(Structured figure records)
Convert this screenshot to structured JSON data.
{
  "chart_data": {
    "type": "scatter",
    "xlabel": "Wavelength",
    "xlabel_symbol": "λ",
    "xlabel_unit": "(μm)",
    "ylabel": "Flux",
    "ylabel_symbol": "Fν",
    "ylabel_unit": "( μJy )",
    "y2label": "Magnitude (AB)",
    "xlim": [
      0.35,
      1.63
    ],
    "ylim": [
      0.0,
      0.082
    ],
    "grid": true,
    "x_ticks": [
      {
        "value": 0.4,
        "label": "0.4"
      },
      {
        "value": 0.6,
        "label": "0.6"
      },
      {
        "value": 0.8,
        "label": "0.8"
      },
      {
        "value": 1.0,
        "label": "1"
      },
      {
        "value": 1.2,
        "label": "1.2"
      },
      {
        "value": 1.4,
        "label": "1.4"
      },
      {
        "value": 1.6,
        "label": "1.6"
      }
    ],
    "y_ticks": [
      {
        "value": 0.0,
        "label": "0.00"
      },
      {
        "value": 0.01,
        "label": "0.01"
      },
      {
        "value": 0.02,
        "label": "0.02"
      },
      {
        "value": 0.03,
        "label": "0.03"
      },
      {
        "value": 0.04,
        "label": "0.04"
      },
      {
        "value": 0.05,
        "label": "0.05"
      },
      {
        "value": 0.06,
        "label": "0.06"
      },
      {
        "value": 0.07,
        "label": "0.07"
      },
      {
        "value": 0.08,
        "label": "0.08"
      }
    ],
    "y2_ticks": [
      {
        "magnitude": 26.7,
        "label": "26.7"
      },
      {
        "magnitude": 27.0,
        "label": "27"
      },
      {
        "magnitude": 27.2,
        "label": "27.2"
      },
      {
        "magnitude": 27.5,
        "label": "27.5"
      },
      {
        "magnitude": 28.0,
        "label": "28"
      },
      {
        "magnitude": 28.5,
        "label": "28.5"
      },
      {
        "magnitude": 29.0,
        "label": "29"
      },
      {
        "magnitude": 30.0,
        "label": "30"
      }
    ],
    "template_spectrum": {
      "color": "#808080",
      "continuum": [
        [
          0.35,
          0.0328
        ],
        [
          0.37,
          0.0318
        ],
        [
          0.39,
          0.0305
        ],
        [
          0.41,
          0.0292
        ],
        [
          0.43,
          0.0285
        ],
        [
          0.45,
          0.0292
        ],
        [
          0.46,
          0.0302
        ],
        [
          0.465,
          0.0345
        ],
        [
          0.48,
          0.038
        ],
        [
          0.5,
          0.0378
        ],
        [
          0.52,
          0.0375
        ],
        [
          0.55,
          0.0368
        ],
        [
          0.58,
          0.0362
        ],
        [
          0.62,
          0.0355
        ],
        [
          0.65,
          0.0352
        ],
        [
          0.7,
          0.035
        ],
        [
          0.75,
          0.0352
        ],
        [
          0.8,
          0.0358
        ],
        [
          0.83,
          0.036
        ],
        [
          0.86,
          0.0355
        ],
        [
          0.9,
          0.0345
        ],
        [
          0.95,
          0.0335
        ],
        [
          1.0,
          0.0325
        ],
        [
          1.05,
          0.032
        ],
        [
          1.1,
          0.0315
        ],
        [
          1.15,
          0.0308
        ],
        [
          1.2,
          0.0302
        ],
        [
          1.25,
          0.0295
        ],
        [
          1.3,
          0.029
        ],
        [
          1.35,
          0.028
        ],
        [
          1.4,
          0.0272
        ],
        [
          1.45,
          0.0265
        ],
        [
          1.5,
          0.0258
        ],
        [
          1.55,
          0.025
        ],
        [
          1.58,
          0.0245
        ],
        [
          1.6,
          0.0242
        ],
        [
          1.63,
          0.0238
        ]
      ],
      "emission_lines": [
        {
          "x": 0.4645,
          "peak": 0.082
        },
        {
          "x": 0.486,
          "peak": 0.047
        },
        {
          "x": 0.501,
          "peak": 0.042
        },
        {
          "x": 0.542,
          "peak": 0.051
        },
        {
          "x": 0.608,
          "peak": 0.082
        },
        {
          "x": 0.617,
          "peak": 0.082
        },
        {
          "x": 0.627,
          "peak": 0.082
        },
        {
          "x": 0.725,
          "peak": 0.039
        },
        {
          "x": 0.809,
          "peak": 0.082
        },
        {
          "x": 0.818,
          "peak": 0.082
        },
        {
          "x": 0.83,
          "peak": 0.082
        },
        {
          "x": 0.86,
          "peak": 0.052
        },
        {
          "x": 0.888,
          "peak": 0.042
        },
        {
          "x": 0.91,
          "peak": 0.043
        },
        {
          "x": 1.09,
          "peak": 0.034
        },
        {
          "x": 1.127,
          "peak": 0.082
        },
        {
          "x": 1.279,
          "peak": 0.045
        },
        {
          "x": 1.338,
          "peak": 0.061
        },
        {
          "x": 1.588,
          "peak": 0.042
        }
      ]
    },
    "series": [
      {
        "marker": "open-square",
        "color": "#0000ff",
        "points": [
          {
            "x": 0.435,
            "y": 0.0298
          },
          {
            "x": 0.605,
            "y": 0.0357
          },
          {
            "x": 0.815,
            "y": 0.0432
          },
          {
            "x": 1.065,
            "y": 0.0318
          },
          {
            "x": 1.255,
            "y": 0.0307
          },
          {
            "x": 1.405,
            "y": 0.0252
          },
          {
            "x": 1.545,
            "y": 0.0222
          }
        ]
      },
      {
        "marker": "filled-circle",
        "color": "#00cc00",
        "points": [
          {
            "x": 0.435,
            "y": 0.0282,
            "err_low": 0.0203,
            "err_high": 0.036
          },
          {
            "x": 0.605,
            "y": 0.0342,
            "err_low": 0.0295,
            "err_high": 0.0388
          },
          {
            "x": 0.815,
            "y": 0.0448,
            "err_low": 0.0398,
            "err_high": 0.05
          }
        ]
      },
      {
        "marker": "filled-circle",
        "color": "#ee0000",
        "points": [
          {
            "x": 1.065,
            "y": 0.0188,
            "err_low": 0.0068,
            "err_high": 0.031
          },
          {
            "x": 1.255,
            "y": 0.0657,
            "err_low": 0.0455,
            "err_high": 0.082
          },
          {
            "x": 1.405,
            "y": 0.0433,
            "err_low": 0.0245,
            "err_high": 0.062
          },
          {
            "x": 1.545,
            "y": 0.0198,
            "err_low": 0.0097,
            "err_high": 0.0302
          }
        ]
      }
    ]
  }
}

## [WHAT THE TASK ASKS]
Take each line containing the string "color" and copy it out.

## [FINISHED TASK]
      "color": "#808080",
        "color": "#0000ff",
        "color": "#00cc00",
        "color": "#ee0000",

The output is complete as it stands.